Data supplied:

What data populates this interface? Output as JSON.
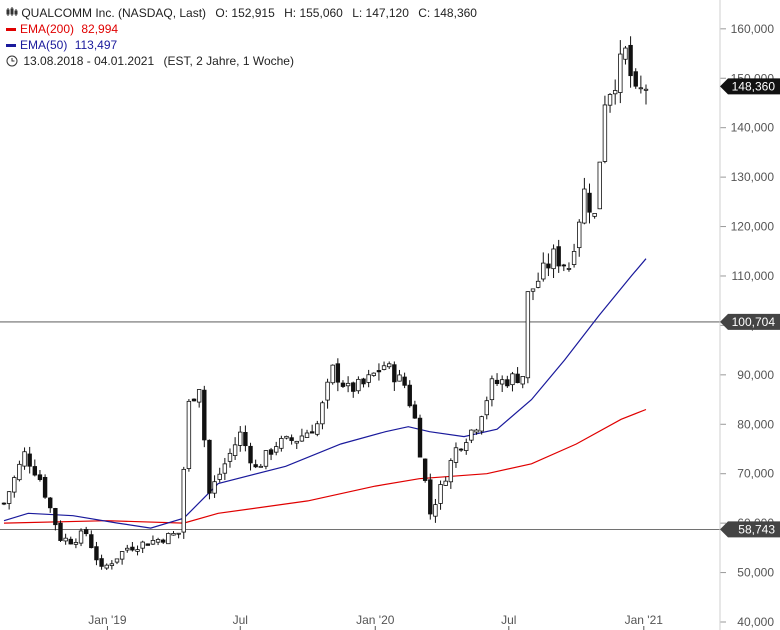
{
  "chart_data": {
    "type": "candlestick",
    "title": "QUALCOMM Inc. (NASDAQ, Last)",
    "ohlc_summary": {
      "open": "O: 152,915",
      "high": "H: 155,060",
      "low": "L: 147,120",
      "close": "C: 148,360"
    },
    "period": "13.08.2018 - 04.01.2021",
    "period_note": "(EST, 2 Jahre, 1 Woche)",
    "legend": [
      {
        "name": "EMA(200)",
        "value": "82,994",
        "color": "#e00000"
      },
      {
        "name": "EMA(50)",
        "value": "113,497",
        "color": "#1a1a9c"
      }
    ],
    "ylim": [
      40000,
      163000
    ],
    "y_ticks": [
      {
        "v": 160000,
        "label": "160,000"
      },
      {
        "v": 150000,
        "label": "150,000"
      },
      {
        "v": 140000,
        "label": "140,000"
      },
      {
        "v": 130000,
        "label": "130,000"
      },
      {
        "v": 120000,
        "label": "120,000"
      },
      {
        "v": 110000,
        "label": "110,000"
      },
      {
        "v": 100000,
        "label": "100,000"
      },
      {
        "v": 90000,
        "label": "90,000"
      },
      {
        "v": 80000,
        "label": "80,000"
      },
      {
        "v": 70000,
        "label": "70,000"
      },
      {
        "v": 60000,
        "label": "60,000"
      },
      {
        "v": 50000,
        "label": "50,000"
      },
      {
        "v": 40000,
        "label": "40,000"
      }
    ],
    "x_ticks": [
      {
        "date": "2019-01-01",
        "label": "Jan '19"
      },
      {
        "date": "2019-07-01",
        "label": "Jul"
      },
      {
        "date": "2020-01-01",
        "label": "Jan '20"
      },
      {
        "date": "2020-07-01",
        "label": "Jul"
      },
      {
        "date": "2021-01-01",
        "label": "Jan '21"
      }
    ],
    "hlines": [
      {
        "v": 100704,
        "label": "100,704",
        "color": "#444444"
      },
      {
        "v": 58743,
        "label": "58,743",
        "color": "#444444"
      }
    ],
    "last_price": {
      "v": 148360,
      "label": "148,360",
      "color": "#111111"
    },
    "anchors": [
      [
        "2018-08-13",
        64000
      ],
      [
        "2018-09-10",
        74000
      ],
      [
        "2018-10-01",
        69000
      ],
      [
        "2018-10-29",
        57000
      ],
      [
        "2018-11-12",
        56500
      ],
      [
        "2018-12-03",
        58000
      ],
      [
        "2018-12-24",
        50500
      ],
      [
        "2019-01-28",
        55000
      ],
      [
        "2019-03-18",
        57000
      ],
      [
        "2019-04-08",
        58000
      ],
      [
        "2019-04-22",
        84000
      ],
      [
        "2019-05-06",
        88000
      ],
      [
        "2019-05-20",
        66000
      ],
      [
        "2019-06-10",
        72000
      ],
      [
        "2019-07-01",
        78000
      ],
      [
        "2019-07-22",
        71000
      ],
      [
        "2019-08-19",
        76000
      ],
      [
        "2019-09-16",
        77000
      ],
      [
        "2019-10-14",
        80000
      ],
      [
        "2019-11-04",
        91000
      ],
      [
        "2019-11-25",
        87000
      ],
      [
        "2019-12-16",
        88000
      ],
      [
        "2020-01-13",
        92000
      ],
      [
        "2020-02-10",
        88000
      ],
      [
        "2020-02-24",
        81000
      ],
      [
        "2020-03-16",
        62000
      ],
      [
        "2020-03-30",
        67000
      ],
      [
        "2020-04-20",
        75000
      ],
      [
        "2020-05-18",
        80000
      ],
      [
        "2020-06-08",
        88000
      ],
      [
        "2020-06-29",
        89000
      ],
      [
        "2020-07-20",
        90000
      ],
      [
        "2020-07-27",
        106000
      ],
      [
        "2020-08-31",
        114000
      ],
      [
        "2020-09-21",
        112000
      ],
      [
        "2020-10-12",
        127000
      ],
      [
        "2020-10-26",
        122000
      ],
      [
        "2020-11-09",
        146000
      ],
      [
        "2020-11-23",
        150000
      ],
      [
        "2020-12-07",
        155000
      ],
      [
        "2020-12-21",
        146000
      ],
      [
        "2021-01-04",
        148360
      ]
    ],
    "ema200": [
      [
        "2018-08-13",
        60000
      ],
      [
        "2018-12-31",
        60500
      ],
      [
        "2019-04-15",
        60000
      ],
      [
        "2019-06-01",
        62000
      ],
      [
        "2019-10-01",
        64500
      ],
      [
        "2020-01-01",
        67500
      ],
      [
        "2020-03-01",
        69000
      ],
      [
        "2020-06-01",
        70000
      ],
      [
        "2020-08-01",
        72000
      ],
      [
        "2020-10-01",
        76000
      ],
      [
        "2020-12-01",
        81000
      ],
      [
        "2021-01-04",
        82994
      ]
    ],
    "ema50": [
      [
        "2018-08-13",
        60500
      ],
      [
        "2018-09-15",
        62000
      ],
      [
        "2018-11-15",
        61500
      ],
      [
        "2019-01-15",
        60000
      ],
      [
        "2019-03-01",
        59000
      ],
      [
        "2019-04-15",
        61000
      ],
      [
        "2019-06-01",
        68000
      ],
      [
        "2019-09-01",
        71500
      ],
      [
        "2019-11-15",
        76000
      ],
      [
        "2020-01-15",
        78500
      ],
      [
        "2020-02-15",
        79500
      ],
      [
        "2020-03-15",
        78500
      ],
      [
        "2020-05-01",
        77500
      ],
      [
        "2020-06-15",
        79000
      ],
      [
        "2020-08-01",
        85000
      ],
      [
        "2020-09-15",
        93000
      ],
      [
        "2020-11-01",
        102000
      ],
      [
        "2020-12-15",
        110000
      ],
      [
        "2021-01-04",
        113497
      ]
    ]
  }
}
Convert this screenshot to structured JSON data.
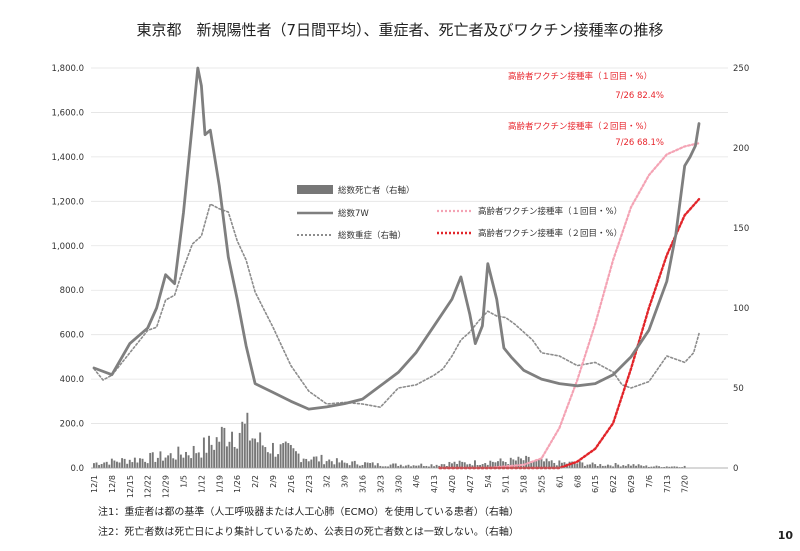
{
  "page_number": "10",
  "notes": [
    "注1：重症者は都の基準（人工呼吸器または人工心肺（ECMO）を使用している患者）（右軸）",
    "注2：死亡者数は死亡日により集計しているため、公表日の死亡者数とは一致しない。（右軸）"
  ],
  "colors": {
    "bars": "#777777",
    "cases_line": "#7f7f7f",
    "severe_line": "#8c8c8c",
    "vac1_line": "#f4a3b4",
    "vac2_line": "#e2262b",
    "annotation": "#e8252c"
  },
  "chart_data": {
    "type": "combo",
    "title": "東京都　新規陽性者（7日間平均）、重症者、死亡者及びワクチン接種率の推移",
    "left_axis": {
      "ylim": [
        0,
        1800
      ],
      "ticks": [
        "0.0",
        "200.0",
        "400.0",
        "600.0",
        "800.0",
        "1,000.0",
        "1,200.0",
        "1,400.0",
        "1,600.0",
        "1,800.0"
      ]
    },
    "right_axis": {
      "ylim": [
        0,
        250
      ],
      "ticks": [
        "0",
        "50",
        "100",
        "150",
        "200",
        "250"
      ]
    },
    "x_tick_labels": [
      "12/1",
      "12/8",
      "12/15",
      "12/22",
      "12/29",
      "1/5",
      "1/12",
      "1/19",
      "1/26",
      "2/2",
      "2/9",
      "2/16",
      "2/23",
      "3/2",
      "3/9",
      "3/16",
      "3/23",
      "3/30",
      "4/6",
      "4/13",
      "4/20",
      "4/27",
      "5/4",
      "5/11",
      "5/18",
      "5/25",
      "6/1",
      "6/8",
      "6/15",
      "6/22",
      "6/29",
      "7/6",
      "7/13",
      "7/20"
    ],
    "legend": [
      {
        "name": "総数死亡者（右軸）",
        "style": "bar"
      },
      {
        "name": "総数7W",
        "style": "solid"
      },
      {
        "name": "総数重症（右軸）",
        "style": "dotted"
      },
      {
        "name": "高齢者ワクチン接種率（１回目・%）",
        "style": "pink-dotted"
      },
      {
        "name": "高齢者ワクチン接種率（２回目・%）",
        "style": "red-dotted"
      }
    ],
    "annotations": [
      {
        "label": "高齢者ワクチン接種率（１回目・%）",
        "value": "7/26 82.4%"
      },
      {
        "label": "高齢者ワクチン接種率（２回目・%）",
        "value": "7/26 68.1%"
      }
    ],
    "series": [
      {
        "name": "総数7W",
        "axis": "left",
        "week_index": [
          0,
          1,
          2,
          3,
          3.5,
          4,
          4.5,
          5,
          5.5,
          5.8,
          6,
          6.2,
          6.5,
          7,
          7.5,
          8,
          8.5,
          9,
          9.5,
          10,
          11,
          12,
          13,
          14,
          15,
          16,
          17,
          18,
          19,
          20,
          20.5,
          21,
          21.3,
          21.7,
          22,
          22.5,
          22.9,
          23.3,
          24,
          25,
          26,
          27,
          28,
          29,
          30,
          31,
          32,
          32.5,
          33,
          33.3,
          33.6,
          33.8
        ],
        "values": [
          450,
          420,
          560,
          630,
          720,
          870,
          830,
          1150,
          1550,
          1800,
          1720,
          1500,
          1520,
          1270,
          950,
          760,
          550,
          380,
          360,
          340,
          300,
          265,
          275,
          290,
          310,
          370,
          430,
          520,
          640,
          760,
          860,
          690,
          560,
          640,
          920,
          760,
          540,
          500,
          440,
          400,
          380,
          370,
          380,
          420,
          500,
          620,
          840,
          1050,
          1360,
          1400,
          1450,
          1550
        ]
      },
      {
        "name": "総数重症（右軸）",
        "axis": "right",
        "week_index": [
          0,
          0.5,
          1,
          2,
          3,
          3.5,
          4,
          4.5,
          5,
          5.5,
          6,
          6.5,
          7,
          7.5,
          8,
          8.5,
          9,
          9.5,
          10,
          10.5,
          11,
          12,
          12.5,
          13,
          14,
          15,
          16,
          17,
          18,
          19,
          19.5,
          20,
          20.5,
          21,
          21.5,
          22,
          22.5,
          23,
          23.5,
          24,
          24.5,
          25,
          26,
          27,
          28,
          29,
          29.5,
          30,
          31,
          32,
          33,
          33.5,
          33.8
        ],
        "values": [
          62,
          55,
          58,
          72,
          86,
          88,
          105,
          108,
          125,
          140,
          145,
          165,
          162,
          160,
          142,
          130,
          110,
          99,
          88,
          76,
          64,
          48,
          44,
          40,
          41,
          40,
          38,
          50,
          52,
          58,
          62,
          70,
          80,
          85,
          92,
          98,
          95,
          94,
          90,
          85,
          80,
          72,
          70,
          64,
          66,
          60,
          52,
          50,
          54,
          70,
          66,
          72,
          84
        ]
      },
      {
        "name": "総数死亡者（右軸）",
        "axis": "right",
        "week_index": [
          0,
          1,
          2,
          3,
          4,
          5,
          5.5,
          6,
          6.5,
          7,
          7.5,
          8,
          8.5,
          9,
          9.5,
          10,
          11,
          12,
          13,
          14,
          15,
          16,
          17,
          18,
          19,
          20,
          21,
          22,
          23,
          24,
          25,
          26,
          27,
          28,
          29,
          30,
          31,
          32,
          33
        ],
        "values": [
          3,
          4,
          5,
          6,
          7,
          9,
          10,
          12,
          14,
          18,
          23,
          24,
          23,
          18,
          14,
          12,
          10,
          6,
          5,
          3,
          3,
          2,
          2,
          2,
          2,
          3,
          3,
          4,
          4,
          5,
          4,
          3,
          3,
          2,
          2,
          2,
          1,
          1,
          1
        ]
      },
      {
        "name": "高齢者ワクチン接種率（１回目・%）",
        "axis": "right",
        "week_index": [
          19.3,
          22,
          24,
          25,
          26,
          27,
          28,
          29,
          30,
          31,
          32,
          33,
          33.8
        ],
        "values": [
          0,
          0,
          2,
          6,
          25,
          55,
          90,
          130,
          163,
          183,
          196,
          201,
          203
        ]
      },
      {
        "name": "高齢者ワクチン接種率（２回目・%）",
        "axis": "right",
        "week_index": [
          19.3,
          26,
          27,
          28,
          29,
          30,
          31,
          32,
          33,
          33.8
        ],
        "values": [
          0,
          0,
          4,
          12,
          28,
          62,
          100,
          133,
          158,
          168
        ]
      }
    ]
  }
}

What you need to do:
Reply with nothing except the number of lines in the listing above that include the string "date".

Reply to the task:
5